◆ EXERCISE DETAILS
Pick up the column below on free London outings and Hampstead Heath, and continue writing from its last sentence.

◆ READING TEXT
============

The best things in life are free – unless Hampstead’s horrible hedgies get their way

A parked Bentley with the number plate I H8 TAX summarises everything that's going wrong with our beloved Heath.

Once again, towards the end of the month, money starts getting tight, but the weather is still lovely and holiday-type things must be done – so, what to do? The Wallace Collection, for a start: that’s good free fun. It is, for some reason, an incredibly sexy place and not just because it has that amusing Fragonard showing a young man looking up the skirt of a girl on a swing.
 
Everything there is voluptuous somehow and Howard Jacobson chose well when he made it the scene of a lover’s tryst in his novel The Act of Love. That takes care of one afternoon, then.
 
Loafing around Regent’s Park with some bread, cheese and a chilled bottle takes care of another; but the third afternoon is the best, because someone has paid me unexpectedly early and although I could hardly call myself in rude financial health, I can at least top up the Oyster card and go somewhere on public transport. I’m only going to Hampstead Heath – my fellow columnist Mr Self regards pretty much everywhere on the mainland as being within walking distance, which I think is rather splendid, but I am not going to inflict a three-mile walk to the Heath on the Beloved, especially as we are going to be walking around a lot when we get there. Also, as she is not a native Londoner, she has never seen the Heath before and I am rather keen on introducing her to it.

============

◆ RECORDED INFORMATION
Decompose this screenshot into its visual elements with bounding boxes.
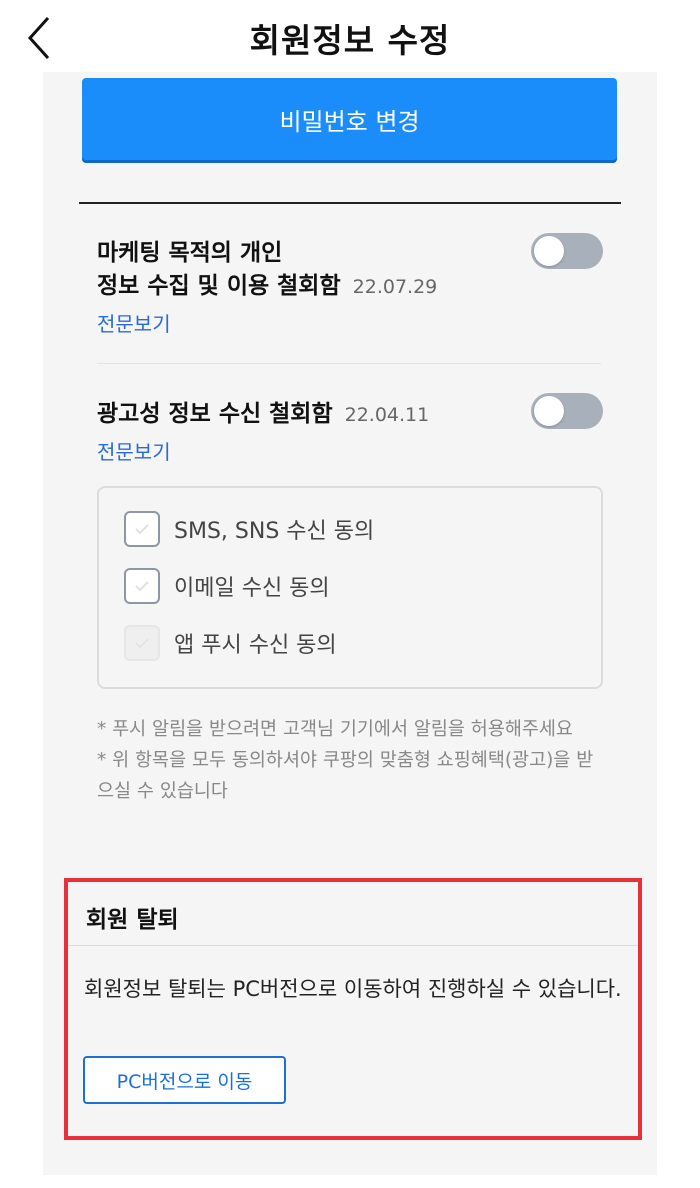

============

◆ EXPECTED ANSWER
 
The Heath figures prominently in the childhood of anyone who grew up, as I did, anywhere near it. I don’t think there was ever a time when I was not aware of it, of its improbable vastness in the middle of the city. And the older I get, the more amazing I consider it. As readers of this magazine will be acutely aware, these are terrible times, with our freedoms under threat from all sides – from freedom of association to the meanest use of the word “free”: that is, free from cost. You can still, thank goodness, just bowl up to the Heath and walk straight in. (I gather you are now supposed to pay to use the swimming ponds, which is academic for me, as the days in which I would expose my body clad in swimming trunks to the world have passed.)
 
So, one beaming Thursday, we do just that, along with a couple of buddies who know the Heath at least as well as I do – and it is marvellous. We do see some Lycra-wearing people walking up and then down, and then up and then down our chosen hill again, using those extremely silly walking poles, but they, too, have their liberty, so we confine ourselves to mild mockery while we eat our picnic.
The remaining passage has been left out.